**DATA ROWS**

▬▬▬▬▬▬

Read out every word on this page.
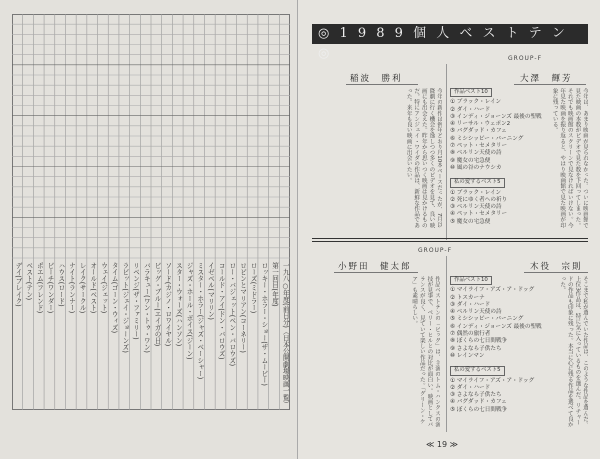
一九八○年度(前日分)（日本公開劇場映画一覧）
第一回目(年度)
ロッキー・ホラー・ショー(ザ・ムービー)
ローズ(ミドラー)
ロビンとマリアン(コーネリー)
ロー・バジェット(ベン・バロウズ)
コールド・アイ(ドン・バロウズ)
イゼベル(マリリン)
ミスター・ホラー(ジャズ・ベーシャー)
ジャズ・ホール・ボイス(ジーン)
スター・ウォーズ(ハンソン)
ソード(カジノ・ロワイヤル)
ビッグ・ブルー(エイガの日)
バラキュー(ワン・トゥ・ワン)
リベンジ(ザ・ファミリー)
ラビット(ジェイ・ジョーンズ)
タイム(ゴーン・ウィズ)
ウェイ(ジェット)
オールド(ベスト)
レイク(サークル)
ナイト(ランナー)
ハウス(ロード)
ビーチ(ワンダー)
ポエム(フレンド)
ベスト(テン)
デイ(ブレイク)
◎ 1 9 8 9 個 人 ベ ス ト テ ン ◎	GROUP-F
稲波　勝利
今年の新作は例年どおり月10本ペースだったが、7月以降劇に行く機会を逸しつつ多くのビデオを見て、良い映画にも出会えた。昨年から思いつく映画は見かけるものだ。特にアンジェイ・ワイダの作品は、新鮮な作品であった。来年も良い映画に出会いたい。	作品ベスト10
① ブラック・レイン
② ダイ・ハード
③ インディ・ジョーンズ 最後の聖戦
④ リーサル・ウェポン2
⑤ バグダッド・カフェ
⑥ ミシシッピー・バーニング
⑦ ペット・セメタリー
⑧ ベルリン天使の詩
⑨ 魔女の宅急便
⑩ 風の谷のナウシカ
私の愛するベスト5
① ブラック・レイン
② 死にゆく者への祈り
③ ベルリン天使の詩
④ ペット・セメタリー
⑤ 魔女の宅急便
大澤　輝芳
今年は、あまり映画が見られなかった。ついに映画館で見た映画の本数がビデオで見た数を下回ってしまった。それでも映画館のスクリーンで見なければいけない。今年見た映画を振り返ると、やはり映画館で見た映画が印象に残っている。
GROUP-F
小野田　健太郎
作品ベストテンの「ビッグ」は、主演のトム・ハンクスの演技が見事で、ペリー・ヒルとの対比が面白い。映画としてバランスが良く、見ていて楽しい作品だった。「グリーン・ケア」も素晴らしい。	作品ベスト10
① マイライフ・アズ・ア・ドッグ
② トスカーナ
③ ダイ・ハード
④ ベルリン天使の詩
⑤ ミシシッピー・バーニング
⑥ インディ・ジョーンズ 最後の聖戦
⑦ 偶然の旅行者
⑧ ぼくらの七日間戦争
⑨ さよなら子供たち
⑩ レインマン
私の愛するベスト5
① マイライフ・アズ・ア・ドッグ
② ダイ・ハード
③ さよなら子供たち
④ バグダッド・カフェ
⑤ ぼくらの七日間戦争
木役　宗則
そこまで私が選んでいた作品は、このような作品を選んだ。上位3作品は、特に気に入っているものを選んだ。リチャードの作品も印象に残った。本当に心に残る作品を選べて良かった。
≪ 19 ≫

▬▬▬▬▬▬

**PROBLEM STATEMENT**
In the entries above, find every line holding the word "インディ" and copy it out.

**ANSWER TO THE TASK**
③ インディ・ジョーンズ 最後の聖戦
⑥ インディ・ジョーンズ 最後の聖戦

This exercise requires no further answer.